→ **Problem details**
Find every line with "right" in it, then report how many there are and nothing more.

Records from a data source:
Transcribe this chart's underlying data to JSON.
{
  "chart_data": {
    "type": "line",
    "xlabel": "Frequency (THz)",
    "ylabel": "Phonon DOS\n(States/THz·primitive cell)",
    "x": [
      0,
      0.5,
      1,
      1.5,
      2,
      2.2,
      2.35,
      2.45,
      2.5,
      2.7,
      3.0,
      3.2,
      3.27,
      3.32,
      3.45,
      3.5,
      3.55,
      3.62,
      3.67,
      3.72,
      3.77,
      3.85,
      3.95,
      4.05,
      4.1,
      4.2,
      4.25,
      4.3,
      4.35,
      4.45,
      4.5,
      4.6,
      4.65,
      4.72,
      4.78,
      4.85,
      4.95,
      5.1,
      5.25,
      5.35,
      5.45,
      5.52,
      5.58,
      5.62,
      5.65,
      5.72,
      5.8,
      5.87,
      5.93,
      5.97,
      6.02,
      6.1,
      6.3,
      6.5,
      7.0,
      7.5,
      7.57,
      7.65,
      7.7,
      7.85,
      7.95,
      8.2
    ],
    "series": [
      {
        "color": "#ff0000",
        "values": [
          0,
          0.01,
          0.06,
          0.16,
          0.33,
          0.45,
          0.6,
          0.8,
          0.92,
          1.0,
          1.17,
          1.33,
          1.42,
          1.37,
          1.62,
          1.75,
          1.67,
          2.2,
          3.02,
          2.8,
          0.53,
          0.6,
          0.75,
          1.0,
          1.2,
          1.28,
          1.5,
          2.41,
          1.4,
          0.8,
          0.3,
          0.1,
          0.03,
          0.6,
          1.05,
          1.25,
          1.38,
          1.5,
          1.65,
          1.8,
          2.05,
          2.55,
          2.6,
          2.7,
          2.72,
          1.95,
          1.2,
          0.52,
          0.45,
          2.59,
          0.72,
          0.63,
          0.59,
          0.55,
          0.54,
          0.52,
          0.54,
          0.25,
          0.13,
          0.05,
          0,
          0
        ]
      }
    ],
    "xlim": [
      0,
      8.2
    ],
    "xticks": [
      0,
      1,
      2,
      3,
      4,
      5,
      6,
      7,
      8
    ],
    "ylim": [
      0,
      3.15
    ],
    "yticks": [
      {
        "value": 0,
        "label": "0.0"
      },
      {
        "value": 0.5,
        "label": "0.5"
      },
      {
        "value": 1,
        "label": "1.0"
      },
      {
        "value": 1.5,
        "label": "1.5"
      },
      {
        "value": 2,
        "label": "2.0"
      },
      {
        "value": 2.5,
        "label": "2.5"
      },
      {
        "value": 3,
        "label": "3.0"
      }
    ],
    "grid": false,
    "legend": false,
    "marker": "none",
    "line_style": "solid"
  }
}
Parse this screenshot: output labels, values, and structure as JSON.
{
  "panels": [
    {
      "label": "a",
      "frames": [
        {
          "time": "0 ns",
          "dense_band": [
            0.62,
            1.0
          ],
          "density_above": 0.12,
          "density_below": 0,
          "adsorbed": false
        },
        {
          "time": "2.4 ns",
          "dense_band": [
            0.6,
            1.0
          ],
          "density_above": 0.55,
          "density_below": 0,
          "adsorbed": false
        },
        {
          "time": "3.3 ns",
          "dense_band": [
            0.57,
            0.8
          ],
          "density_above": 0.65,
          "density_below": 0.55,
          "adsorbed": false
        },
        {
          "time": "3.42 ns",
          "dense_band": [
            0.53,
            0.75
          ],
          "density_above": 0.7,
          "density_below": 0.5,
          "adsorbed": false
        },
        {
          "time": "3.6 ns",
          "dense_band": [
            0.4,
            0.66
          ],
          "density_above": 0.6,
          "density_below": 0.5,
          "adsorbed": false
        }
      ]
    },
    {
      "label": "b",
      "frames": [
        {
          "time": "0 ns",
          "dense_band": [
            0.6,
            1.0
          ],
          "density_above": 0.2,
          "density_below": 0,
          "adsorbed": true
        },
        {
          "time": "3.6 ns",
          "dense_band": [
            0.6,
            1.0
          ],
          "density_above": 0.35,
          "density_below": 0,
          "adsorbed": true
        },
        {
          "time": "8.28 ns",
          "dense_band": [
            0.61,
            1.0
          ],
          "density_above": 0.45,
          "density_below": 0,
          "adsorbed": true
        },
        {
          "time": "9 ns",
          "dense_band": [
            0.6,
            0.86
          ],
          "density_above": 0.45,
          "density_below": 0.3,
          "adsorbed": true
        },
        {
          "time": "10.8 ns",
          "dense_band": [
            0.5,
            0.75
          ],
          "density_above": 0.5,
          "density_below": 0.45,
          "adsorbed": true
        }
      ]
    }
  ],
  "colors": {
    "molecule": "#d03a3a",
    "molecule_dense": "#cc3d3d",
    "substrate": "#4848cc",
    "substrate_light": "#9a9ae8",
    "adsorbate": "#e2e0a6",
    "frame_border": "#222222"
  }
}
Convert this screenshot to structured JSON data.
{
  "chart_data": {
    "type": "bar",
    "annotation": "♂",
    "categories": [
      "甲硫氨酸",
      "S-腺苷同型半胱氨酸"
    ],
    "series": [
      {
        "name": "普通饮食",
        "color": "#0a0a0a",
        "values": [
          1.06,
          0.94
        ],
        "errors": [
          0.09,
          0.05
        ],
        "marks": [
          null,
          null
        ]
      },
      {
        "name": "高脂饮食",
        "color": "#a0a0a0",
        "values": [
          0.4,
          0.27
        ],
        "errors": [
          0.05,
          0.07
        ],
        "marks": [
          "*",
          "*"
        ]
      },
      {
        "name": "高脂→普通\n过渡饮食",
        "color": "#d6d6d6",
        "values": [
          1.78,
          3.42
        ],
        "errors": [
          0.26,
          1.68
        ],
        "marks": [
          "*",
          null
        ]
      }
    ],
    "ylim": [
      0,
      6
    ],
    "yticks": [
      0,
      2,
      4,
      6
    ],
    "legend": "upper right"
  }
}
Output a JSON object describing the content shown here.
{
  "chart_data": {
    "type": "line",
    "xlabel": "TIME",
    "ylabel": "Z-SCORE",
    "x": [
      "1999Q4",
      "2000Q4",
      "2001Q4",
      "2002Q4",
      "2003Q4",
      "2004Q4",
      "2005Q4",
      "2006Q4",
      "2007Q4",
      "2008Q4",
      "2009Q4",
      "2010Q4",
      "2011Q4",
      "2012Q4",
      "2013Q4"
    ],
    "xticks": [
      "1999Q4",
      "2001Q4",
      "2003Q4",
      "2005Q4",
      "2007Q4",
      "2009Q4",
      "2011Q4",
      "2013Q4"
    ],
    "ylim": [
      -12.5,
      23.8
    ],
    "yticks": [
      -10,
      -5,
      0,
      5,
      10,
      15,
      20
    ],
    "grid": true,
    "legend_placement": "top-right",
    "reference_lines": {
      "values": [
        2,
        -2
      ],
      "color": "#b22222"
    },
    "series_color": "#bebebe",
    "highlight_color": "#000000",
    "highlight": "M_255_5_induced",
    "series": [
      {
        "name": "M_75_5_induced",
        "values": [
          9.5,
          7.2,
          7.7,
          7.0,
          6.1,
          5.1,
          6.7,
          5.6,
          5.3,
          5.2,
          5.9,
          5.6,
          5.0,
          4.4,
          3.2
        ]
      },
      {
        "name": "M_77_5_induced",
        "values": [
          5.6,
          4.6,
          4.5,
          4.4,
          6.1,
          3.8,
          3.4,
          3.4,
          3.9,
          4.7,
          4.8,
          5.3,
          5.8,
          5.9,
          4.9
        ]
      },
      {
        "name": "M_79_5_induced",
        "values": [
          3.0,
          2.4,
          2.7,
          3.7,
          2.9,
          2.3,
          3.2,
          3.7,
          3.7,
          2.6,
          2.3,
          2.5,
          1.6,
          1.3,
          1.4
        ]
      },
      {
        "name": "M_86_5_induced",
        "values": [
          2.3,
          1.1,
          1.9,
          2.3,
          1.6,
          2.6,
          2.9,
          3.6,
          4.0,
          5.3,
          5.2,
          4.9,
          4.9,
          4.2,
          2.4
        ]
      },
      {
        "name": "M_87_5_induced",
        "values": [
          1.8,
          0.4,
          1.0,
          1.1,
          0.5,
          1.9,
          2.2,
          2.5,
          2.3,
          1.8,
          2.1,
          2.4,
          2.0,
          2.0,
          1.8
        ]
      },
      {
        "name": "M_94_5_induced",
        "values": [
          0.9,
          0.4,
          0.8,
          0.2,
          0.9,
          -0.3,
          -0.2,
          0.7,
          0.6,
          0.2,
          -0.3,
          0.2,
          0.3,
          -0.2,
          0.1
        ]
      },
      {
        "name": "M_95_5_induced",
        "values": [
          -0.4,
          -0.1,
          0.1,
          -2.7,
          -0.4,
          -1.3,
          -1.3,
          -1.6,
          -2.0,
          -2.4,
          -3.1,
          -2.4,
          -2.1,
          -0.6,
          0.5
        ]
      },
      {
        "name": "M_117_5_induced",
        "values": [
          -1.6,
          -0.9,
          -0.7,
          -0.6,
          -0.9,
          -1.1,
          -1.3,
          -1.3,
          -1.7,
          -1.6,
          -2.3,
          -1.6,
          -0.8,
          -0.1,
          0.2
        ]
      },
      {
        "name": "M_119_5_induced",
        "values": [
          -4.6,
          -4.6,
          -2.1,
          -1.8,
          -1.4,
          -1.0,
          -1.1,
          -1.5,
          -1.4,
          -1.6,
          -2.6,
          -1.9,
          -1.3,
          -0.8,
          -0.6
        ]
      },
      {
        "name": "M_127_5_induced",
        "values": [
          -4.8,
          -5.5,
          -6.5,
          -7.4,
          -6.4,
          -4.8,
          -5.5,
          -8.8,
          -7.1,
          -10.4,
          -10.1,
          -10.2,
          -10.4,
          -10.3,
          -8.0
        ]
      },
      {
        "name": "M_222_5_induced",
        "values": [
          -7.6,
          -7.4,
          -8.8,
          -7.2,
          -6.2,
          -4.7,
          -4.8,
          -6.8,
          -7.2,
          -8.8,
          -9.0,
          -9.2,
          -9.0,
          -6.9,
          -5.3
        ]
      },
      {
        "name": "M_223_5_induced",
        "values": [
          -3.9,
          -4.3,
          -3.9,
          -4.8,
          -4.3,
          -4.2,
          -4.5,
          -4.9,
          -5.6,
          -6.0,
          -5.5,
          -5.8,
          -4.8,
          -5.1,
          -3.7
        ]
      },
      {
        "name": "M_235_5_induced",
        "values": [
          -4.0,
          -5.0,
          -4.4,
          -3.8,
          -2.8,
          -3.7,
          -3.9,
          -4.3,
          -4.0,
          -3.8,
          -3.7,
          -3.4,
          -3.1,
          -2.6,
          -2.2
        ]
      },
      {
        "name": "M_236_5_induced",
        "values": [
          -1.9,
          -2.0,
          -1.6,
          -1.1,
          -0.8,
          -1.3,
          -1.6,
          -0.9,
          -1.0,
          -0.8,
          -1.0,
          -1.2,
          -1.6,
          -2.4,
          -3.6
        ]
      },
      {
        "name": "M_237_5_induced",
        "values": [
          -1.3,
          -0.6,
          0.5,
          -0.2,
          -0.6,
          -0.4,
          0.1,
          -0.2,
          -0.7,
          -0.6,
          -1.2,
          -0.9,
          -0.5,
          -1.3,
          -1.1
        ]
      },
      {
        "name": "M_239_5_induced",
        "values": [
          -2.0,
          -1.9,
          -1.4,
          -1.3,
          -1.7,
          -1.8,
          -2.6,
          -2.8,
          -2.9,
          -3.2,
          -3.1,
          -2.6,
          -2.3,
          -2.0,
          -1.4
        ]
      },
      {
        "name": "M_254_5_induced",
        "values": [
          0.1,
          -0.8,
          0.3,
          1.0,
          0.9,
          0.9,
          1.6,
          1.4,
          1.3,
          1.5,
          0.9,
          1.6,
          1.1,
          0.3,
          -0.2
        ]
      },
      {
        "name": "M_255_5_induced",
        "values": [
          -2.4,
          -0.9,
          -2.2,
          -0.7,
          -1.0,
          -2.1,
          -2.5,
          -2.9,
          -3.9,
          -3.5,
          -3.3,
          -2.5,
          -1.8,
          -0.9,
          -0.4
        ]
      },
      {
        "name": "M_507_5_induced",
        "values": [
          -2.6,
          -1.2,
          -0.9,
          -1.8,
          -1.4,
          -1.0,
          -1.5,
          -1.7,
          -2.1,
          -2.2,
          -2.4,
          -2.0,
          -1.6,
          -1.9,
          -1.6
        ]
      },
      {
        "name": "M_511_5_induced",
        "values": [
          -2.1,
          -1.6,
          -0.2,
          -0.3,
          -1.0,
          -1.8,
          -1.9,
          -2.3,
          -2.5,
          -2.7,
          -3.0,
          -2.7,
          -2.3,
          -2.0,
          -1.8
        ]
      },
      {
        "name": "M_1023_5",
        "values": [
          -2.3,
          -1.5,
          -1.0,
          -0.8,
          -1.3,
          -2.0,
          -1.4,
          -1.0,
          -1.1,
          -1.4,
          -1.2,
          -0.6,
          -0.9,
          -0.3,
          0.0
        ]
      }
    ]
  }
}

→ **Result**
2